Objective » The records below must be output exactly, without pictures.

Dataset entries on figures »

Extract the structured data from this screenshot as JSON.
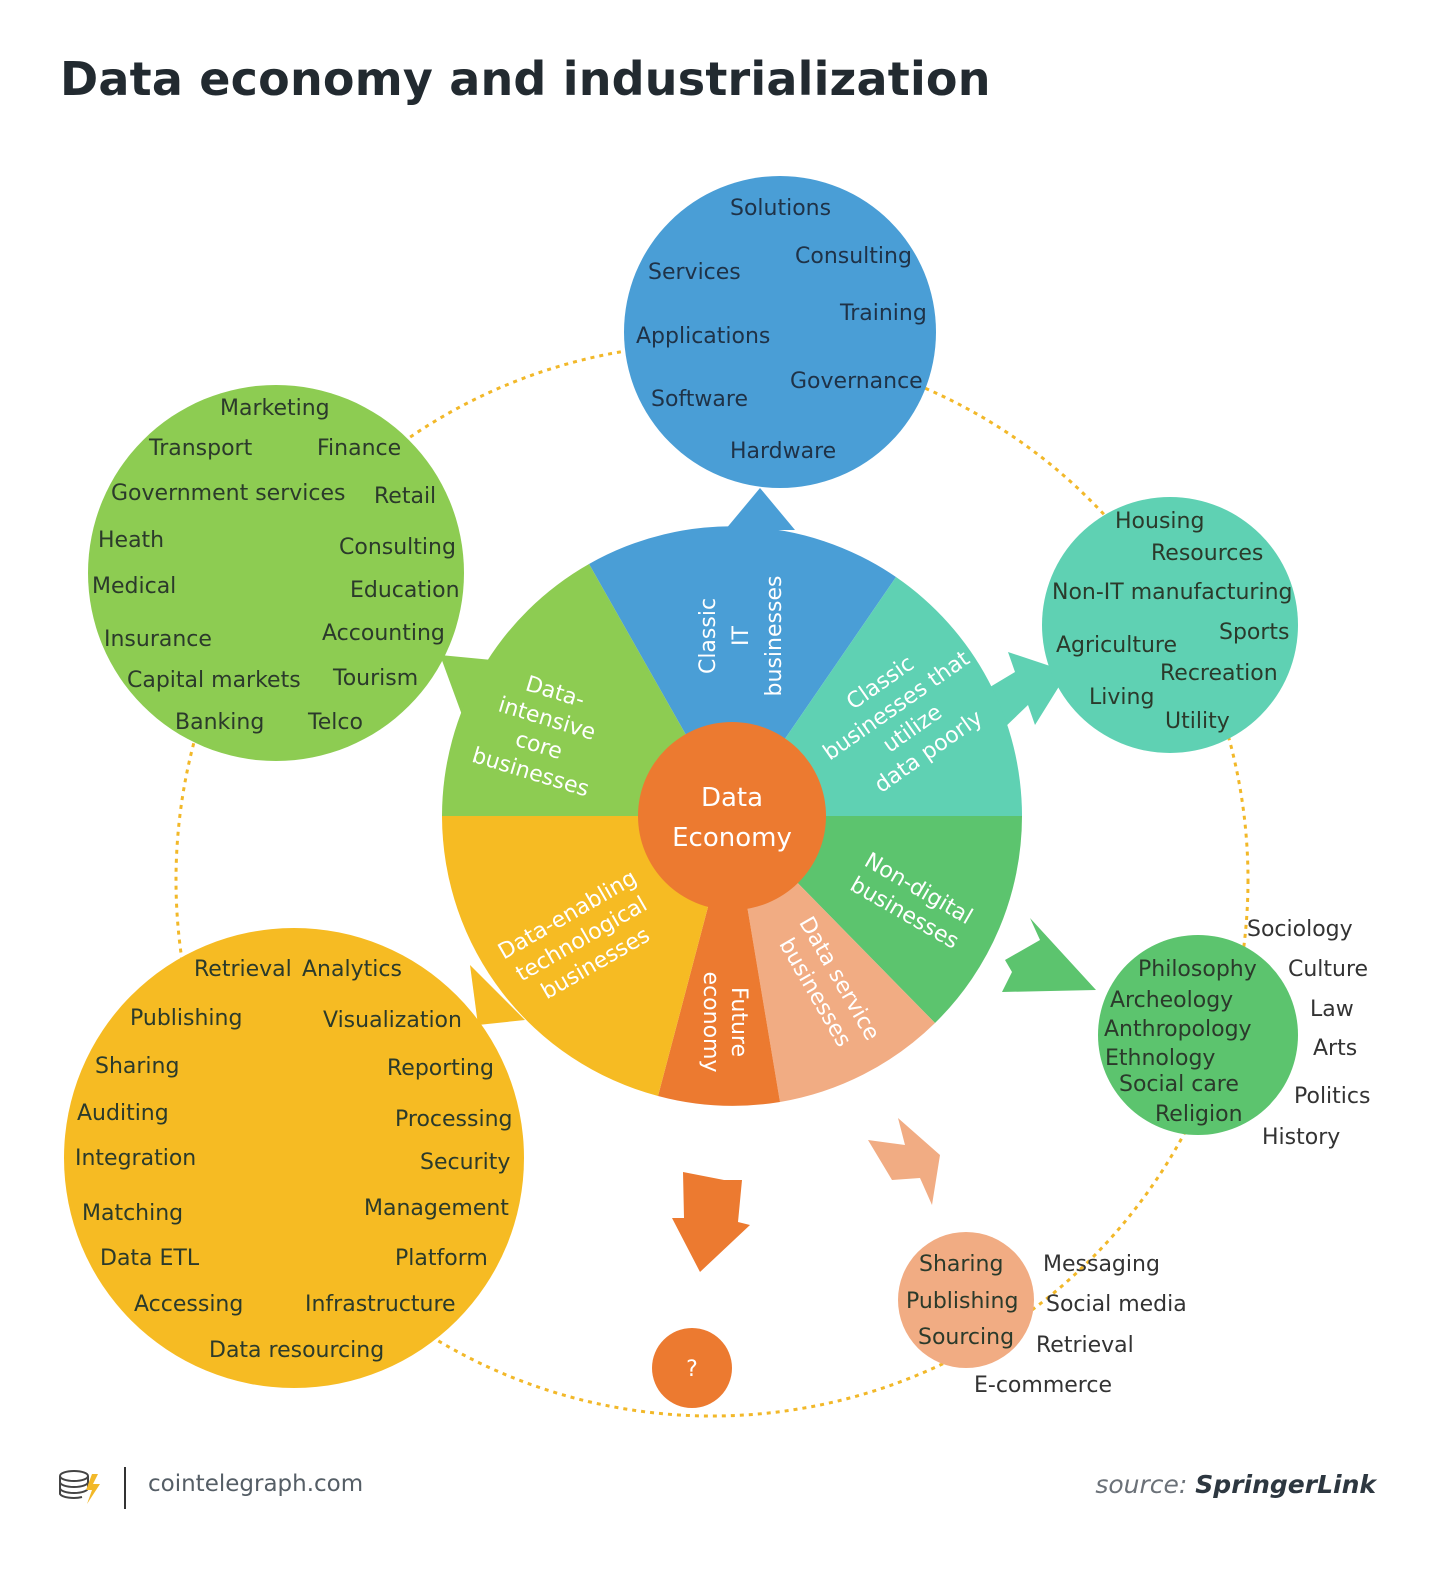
{
  "title": "Data economy and industrialization",
  "colors": {
    "blue": "#4a9ed6",
    "green": "#8dcc52",
    "teal": "#5fd1b3",
    "bright_green": "#5cc46e",
    "yellow": "#f6bb23",
    "orange": "#ec7a30",
    "salmon": "#f1ac83",
    "connector": "#f2b829"
  },
  "center": {
    "line1": "Data",
    "line2": "Economy"
  },
  "segments": [
    {
      "id": "classic-it",
      "lines": [
        "Classic",
        "IT",
        "businesses"
      ]
    },
    {
      "id": "classic-poor",
      "lines": [
        "Classic",
        "businesses that",
        "utilize",
        "data poorly"
      ]
    },
    {
      "id": "non-digital",
      "lines": [
        "Non-digital",
        "businesses"
      ]
    },
    {
      "id": "data-service",
      "lines": [
        "Data service",
        "businesses"
      ]
    },
    {
      "id": "future",
      "lines": [
        "Future",
        "economy"
      ]
    },
    {
      "id": "data-enabling",
      "lines": [
        "Data-enabling",
        "technological",
        "businesses"
      ]
    },
    {
      "id": "data-intensive",
      "lines": [
        "Data-",
        "intensive",
        "core",
        "businesses"
      ]
    }
  ],
  "clusters": {
    "it": [
      "Solutions",
      "Consulting",
      "Services",
      "Training",
      "Applications",
      "Governance",
      "Software",
      "Hardware"
    ],
    "core": [
      "Marketing",
      "Transport",
      "Finance",
      "Government services",
      "Retail",
      "Heath",
      "Consulting",
      "Medical",
      "Education",
      "Insurance",
      "Accounting",
      "Capital markets",
      "Tourism",
      "Banking",
      "Telco"
    ],
    "poor": [
      "Housing",
      "Resources",
      "Non-IT manufacturing",
      "Agriculture",
      "Sports",
      "Recreation",
      "Living",
      "Utility"
    ],
    "nondigital_inner": [
      "Philosophy",
      "Archeology",
      "Anthropology",
      "Ethnology",
      "Social care",
      "Religion"
    ],
    "nondigital_outer": [
      "Sociology",
      "Culture",
      "Law",
      "Arts",
      "Politics",
      "History"
    ],
    "enabling": [
      "Retrieval",
      "Analytics",
      "Publishing",
      "Visualization",
      "Sharing",
      "Reporting",
      "Auditing",
      "Processing",
      "Integration",
      "Security",
      "Matching",
      "Management",
      "Data ETL",
      "Platform",
      "Accessing",
      "Infrastructure",
      "Data resourcing"
    ],
    "service_inner": [
      "Sharing",
      "Publishing",
      "Sourcing"
    ],
    "service_outer": [
      "Messaging",
      "Social media",
      "Retrieval",
      "E-commerce"
    ]
  },
  "future_symbol": "?",
  "footer": {
    "domain": "cointelegraph.com",
    "source_prefix": "source:",
    "source_name": "SpringerLink"
  }
}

Written solution »
Extract the structured data from this screenshot as JSON.
{
  "title": "Data economy and industrialization",
  "colors": {
    "blue": "#4a9ed6",
    "green": "#8dcc52",
    "teal": "#5fd1b3",
    "bright_green": "#5cc46e",
    "yellow": "#f6bb23",
    "orange": "#ec7a30",
    "salmon": "#f1ac83",
    "connector": "#f2b829"
  },
  "center": {
    "line1": "Data",
    "line2": "Economy"
  },
  "segments": [
    {
      "id": "classic-it",
      "lines": [
        "Classic",
        "IT",
        "businesses"
      ]
    },
    {
      "id": "classic-poor",
      "lines": [
        "Classic",
        "businesses that",
        "utilize",
        "data poorly"
      ]
    },
    {
      "id": "non-digital",
      "lines": [
        "Non-digital",
        "businesses"
      ]
    },
    {
      "id": "data-service",
      "lines": [
        "Data service",
        "businesses"
      ]
    },
    {
      "id": "future",
      "lines": [
        "Future",
        "economy"
      ]
    },
    {
      "id": "data-enabling",
      "lines": [
        "Data-enabling",
        "technological",
        "businesses"
      ]
    },
    {
      "id": "data-intensive",
      "lines": [
        "Data-",
        "intensive",
        "core",
        "businesses"
      ]
    }
  ],
  "clusters": {
    "it": [
      "Solutions",
      "Consulting",
      "Services",
      "Training",
      "Applications",
      "Governance",
      "Software",
      "Hardware"
    ],
    "core": [
      "Marketing",
      "Transport",
      "Finance",
      "Government services",
      "Retail",
      "Heath",
      "Consulting",
      "Medical",
      "Education",
      "Insurance",
      "Accounting",
      "Capital markets",
      "Tourism",
      "Banking",
      "Telco"
    ],
    "poor": [
      "Housing",
      "Resources",
      "Non-IT manufacturing",
      "Agriculture",
      "Sports",
      "Recreation",
      "Living",
      "Utility"
    ],
    "nondigital_inner": [
      "Philosophy",
      "Archeology",
      "Anthropology",
      "Ethnology",
      "Social care",
      "Religion"
    ],
    "nondigital_outer": [
      "Sociology",
      "Culture",
      "Law",
      "Arts",
      "Politics",
      "History"
    ],
    "enabling": [
      "Retrieval",
      "Analytics",
      "Publishing",
      "Visualization",
      "Sharing",
      "Reporting",
      "Auditing",
      "Processing",
      "Integration",
      "Security",
      "Matching",
      "Management",
      "Data ETL",
      "Platform",
      "Accessing",
      "Infrastructure",
      "Data resourcing"
    ],
    "service_inner": [
      "Sharing",
      "Publishing",
      "Sourcing"
    ],
    "service_outer": [
      "Messaging",
      "Social media",
      "Retrieval",
      "E-commerce"
    ]
  },
  "future_symbol": "?",
  "footer": {
    "domain": "cointelegraph.com",
    "source_prefix": "source:",
    "source_name": "SpringerLink"
  }
}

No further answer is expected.